* [Exercise prompt]: Filter the listing below, copying every line in which the word "icon" appears.

* [Supplied entries]:
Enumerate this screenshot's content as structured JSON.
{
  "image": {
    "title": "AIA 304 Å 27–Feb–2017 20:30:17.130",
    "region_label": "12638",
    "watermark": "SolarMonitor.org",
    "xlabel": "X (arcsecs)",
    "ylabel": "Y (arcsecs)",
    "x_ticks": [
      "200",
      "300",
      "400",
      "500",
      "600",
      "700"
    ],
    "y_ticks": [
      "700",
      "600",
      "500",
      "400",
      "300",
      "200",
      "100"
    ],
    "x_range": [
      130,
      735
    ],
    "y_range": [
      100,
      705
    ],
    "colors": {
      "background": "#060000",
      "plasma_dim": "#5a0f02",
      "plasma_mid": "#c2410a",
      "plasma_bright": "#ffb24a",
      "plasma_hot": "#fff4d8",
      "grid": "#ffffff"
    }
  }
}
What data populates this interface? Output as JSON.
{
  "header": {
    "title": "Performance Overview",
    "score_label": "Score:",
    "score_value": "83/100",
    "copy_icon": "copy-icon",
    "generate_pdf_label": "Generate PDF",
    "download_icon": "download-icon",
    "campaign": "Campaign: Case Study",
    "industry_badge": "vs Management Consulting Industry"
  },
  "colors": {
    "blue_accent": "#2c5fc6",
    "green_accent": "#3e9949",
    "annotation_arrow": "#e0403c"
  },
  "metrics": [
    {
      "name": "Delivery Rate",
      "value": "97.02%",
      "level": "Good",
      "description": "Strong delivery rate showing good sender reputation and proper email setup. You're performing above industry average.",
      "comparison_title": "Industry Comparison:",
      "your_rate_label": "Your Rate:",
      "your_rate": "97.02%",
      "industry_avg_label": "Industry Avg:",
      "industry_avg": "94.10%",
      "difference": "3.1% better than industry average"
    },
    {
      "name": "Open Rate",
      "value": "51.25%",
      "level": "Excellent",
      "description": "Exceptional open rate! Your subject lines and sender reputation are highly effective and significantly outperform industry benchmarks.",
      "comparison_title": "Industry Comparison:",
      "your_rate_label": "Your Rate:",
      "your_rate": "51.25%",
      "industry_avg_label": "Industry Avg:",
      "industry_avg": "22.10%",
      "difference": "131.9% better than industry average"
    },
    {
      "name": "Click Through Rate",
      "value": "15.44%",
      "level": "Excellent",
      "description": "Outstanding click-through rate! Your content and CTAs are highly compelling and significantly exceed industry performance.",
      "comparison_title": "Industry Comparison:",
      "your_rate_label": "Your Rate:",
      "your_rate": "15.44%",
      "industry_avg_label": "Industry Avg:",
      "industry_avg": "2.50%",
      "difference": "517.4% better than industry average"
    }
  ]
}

* [Task output]:
    "copy_icon": "copy-icon",
    "download_icon": "download-icon",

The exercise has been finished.